(Source records)
--
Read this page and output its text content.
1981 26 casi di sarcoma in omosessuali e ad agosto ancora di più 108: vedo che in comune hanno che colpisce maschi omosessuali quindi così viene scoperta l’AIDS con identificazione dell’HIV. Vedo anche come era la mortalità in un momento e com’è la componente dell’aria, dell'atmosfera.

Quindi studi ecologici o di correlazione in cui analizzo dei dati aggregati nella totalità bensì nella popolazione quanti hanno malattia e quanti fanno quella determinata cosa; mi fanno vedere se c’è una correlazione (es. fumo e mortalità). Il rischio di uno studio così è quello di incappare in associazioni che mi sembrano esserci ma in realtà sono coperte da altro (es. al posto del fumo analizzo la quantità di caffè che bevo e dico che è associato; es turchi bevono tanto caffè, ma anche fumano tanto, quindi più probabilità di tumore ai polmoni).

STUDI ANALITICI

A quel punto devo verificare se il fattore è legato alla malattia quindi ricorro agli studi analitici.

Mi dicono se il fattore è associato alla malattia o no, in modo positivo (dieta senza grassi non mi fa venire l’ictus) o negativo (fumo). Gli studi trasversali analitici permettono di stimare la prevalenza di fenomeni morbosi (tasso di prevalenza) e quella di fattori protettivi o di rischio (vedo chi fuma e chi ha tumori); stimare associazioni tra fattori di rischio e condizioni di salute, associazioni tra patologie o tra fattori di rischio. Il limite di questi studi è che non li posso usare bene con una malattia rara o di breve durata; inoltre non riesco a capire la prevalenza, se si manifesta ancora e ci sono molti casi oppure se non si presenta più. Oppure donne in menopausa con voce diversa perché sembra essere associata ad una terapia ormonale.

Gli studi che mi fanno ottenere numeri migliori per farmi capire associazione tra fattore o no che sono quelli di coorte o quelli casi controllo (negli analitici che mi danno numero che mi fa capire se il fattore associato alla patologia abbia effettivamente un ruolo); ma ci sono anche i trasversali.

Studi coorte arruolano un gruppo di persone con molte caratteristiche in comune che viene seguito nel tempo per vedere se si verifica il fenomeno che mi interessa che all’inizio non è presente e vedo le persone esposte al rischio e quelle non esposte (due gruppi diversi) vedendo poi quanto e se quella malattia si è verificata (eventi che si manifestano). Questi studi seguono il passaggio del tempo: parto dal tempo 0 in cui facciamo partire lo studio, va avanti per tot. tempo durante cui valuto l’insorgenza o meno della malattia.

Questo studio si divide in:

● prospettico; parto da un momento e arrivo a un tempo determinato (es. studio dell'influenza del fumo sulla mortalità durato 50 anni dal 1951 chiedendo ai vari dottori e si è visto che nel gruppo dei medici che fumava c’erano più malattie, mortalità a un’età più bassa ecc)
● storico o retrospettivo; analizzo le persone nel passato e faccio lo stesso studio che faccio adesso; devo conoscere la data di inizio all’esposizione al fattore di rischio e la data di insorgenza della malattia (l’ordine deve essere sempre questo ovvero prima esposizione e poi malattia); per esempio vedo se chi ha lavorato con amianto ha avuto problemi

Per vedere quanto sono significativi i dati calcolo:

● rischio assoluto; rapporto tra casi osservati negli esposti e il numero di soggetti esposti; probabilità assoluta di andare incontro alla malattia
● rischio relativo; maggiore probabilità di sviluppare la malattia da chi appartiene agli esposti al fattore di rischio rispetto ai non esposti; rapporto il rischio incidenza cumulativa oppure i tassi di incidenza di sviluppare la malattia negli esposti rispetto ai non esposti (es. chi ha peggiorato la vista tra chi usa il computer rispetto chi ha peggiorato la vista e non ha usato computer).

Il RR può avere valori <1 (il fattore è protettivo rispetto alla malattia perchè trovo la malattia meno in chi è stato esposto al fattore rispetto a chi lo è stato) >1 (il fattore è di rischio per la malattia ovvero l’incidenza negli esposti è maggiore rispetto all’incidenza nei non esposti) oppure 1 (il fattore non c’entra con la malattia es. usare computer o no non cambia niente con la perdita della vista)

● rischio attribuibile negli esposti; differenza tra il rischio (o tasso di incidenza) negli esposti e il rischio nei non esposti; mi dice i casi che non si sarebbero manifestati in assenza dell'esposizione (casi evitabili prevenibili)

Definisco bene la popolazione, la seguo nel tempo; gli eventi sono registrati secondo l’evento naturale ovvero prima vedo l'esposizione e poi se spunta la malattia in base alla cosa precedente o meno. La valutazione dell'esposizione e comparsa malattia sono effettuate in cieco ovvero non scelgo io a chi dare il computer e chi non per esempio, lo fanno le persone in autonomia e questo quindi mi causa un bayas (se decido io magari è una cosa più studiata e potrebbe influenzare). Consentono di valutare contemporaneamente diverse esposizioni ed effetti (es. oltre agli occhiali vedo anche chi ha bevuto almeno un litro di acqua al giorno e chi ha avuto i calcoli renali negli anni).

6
--
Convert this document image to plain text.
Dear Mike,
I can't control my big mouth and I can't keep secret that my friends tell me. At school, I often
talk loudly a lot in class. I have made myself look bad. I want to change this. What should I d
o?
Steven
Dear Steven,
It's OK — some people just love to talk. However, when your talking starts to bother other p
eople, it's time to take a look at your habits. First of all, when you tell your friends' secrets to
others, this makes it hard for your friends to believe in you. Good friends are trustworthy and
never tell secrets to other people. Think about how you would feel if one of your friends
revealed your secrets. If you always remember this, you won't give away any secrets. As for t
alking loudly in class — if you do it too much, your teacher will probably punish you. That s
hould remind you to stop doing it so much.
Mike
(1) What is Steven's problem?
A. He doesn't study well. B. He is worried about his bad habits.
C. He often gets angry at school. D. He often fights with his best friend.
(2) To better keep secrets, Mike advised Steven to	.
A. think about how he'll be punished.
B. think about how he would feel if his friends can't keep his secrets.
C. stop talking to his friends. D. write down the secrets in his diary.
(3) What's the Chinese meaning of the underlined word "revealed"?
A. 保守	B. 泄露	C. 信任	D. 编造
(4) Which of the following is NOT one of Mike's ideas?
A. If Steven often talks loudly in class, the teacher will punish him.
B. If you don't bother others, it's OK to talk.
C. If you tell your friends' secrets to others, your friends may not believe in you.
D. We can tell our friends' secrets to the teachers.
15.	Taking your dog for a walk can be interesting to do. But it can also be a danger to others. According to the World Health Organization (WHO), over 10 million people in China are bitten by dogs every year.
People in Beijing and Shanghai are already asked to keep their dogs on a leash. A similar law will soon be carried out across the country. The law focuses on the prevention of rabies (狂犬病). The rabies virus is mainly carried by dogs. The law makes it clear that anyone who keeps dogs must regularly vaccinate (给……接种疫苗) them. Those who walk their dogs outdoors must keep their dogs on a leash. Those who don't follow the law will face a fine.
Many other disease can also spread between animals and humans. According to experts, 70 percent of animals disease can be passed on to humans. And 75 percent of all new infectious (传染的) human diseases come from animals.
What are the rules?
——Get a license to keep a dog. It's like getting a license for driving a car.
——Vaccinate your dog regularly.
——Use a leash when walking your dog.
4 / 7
--
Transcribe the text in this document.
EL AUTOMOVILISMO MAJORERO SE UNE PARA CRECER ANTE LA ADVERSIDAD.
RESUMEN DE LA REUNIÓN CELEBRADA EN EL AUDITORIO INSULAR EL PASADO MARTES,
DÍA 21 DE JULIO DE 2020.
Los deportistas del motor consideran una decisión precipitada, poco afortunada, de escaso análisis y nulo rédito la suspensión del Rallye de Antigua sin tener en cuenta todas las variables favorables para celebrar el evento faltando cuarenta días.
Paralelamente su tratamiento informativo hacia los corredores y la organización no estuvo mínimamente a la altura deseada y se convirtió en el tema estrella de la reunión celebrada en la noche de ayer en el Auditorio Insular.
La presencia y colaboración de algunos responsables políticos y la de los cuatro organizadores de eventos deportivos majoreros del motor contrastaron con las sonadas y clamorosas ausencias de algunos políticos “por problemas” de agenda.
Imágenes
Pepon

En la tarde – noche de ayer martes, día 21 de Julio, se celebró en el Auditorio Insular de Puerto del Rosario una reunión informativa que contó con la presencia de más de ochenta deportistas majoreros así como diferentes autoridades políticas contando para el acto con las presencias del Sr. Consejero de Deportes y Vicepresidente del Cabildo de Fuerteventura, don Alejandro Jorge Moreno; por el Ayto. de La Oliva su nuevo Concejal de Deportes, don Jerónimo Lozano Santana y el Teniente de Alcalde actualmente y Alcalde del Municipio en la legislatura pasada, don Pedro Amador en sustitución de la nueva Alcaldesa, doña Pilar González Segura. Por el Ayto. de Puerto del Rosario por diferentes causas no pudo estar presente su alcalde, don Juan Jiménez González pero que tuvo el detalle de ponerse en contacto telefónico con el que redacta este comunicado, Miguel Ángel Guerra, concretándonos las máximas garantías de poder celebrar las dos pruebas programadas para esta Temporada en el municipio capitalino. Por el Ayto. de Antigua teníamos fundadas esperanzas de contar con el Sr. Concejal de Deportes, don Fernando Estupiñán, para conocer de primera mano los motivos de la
--
Task details. Where does the word "stop" appear in the records above? Return every line that holds it.

Answer below.
hould remind you to stop doing it so much.
C. stop talking to his friends. D. write down the secrets in his diary.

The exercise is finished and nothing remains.